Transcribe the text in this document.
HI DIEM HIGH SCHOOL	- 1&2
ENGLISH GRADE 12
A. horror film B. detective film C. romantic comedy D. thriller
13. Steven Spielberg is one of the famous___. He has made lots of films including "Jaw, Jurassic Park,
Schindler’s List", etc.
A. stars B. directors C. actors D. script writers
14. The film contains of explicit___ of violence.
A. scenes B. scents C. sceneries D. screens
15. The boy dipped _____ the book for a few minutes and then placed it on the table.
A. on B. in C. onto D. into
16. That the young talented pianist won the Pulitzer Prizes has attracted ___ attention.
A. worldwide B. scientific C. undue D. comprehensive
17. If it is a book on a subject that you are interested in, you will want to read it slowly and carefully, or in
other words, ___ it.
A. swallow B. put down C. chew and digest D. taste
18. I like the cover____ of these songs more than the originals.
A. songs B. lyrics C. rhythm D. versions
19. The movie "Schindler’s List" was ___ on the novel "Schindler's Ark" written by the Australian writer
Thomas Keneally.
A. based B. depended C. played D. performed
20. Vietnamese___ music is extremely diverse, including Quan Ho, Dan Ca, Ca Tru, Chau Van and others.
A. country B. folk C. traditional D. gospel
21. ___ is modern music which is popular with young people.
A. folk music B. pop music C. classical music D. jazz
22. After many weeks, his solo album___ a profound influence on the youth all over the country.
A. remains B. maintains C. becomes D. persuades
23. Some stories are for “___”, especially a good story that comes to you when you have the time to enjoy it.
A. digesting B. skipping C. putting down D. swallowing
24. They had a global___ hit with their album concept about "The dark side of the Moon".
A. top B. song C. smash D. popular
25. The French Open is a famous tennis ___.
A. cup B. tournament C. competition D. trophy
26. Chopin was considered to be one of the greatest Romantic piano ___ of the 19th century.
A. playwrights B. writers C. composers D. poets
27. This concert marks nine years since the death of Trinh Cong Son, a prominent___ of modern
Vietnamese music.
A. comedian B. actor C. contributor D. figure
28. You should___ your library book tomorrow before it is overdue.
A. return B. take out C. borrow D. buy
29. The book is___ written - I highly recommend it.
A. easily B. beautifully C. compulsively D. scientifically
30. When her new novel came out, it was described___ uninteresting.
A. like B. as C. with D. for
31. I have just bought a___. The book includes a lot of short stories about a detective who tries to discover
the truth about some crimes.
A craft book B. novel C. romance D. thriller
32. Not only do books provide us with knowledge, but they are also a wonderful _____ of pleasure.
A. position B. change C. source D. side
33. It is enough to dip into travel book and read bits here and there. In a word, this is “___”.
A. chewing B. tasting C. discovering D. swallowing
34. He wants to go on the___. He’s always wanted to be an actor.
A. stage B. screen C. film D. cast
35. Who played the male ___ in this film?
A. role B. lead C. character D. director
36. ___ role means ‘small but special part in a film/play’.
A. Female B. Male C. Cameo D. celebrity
· · ·
JOB = Looking at the records above, count the lines where the word "with" appears. State only the number.

SOLUTION TO THE PROBLEM = 4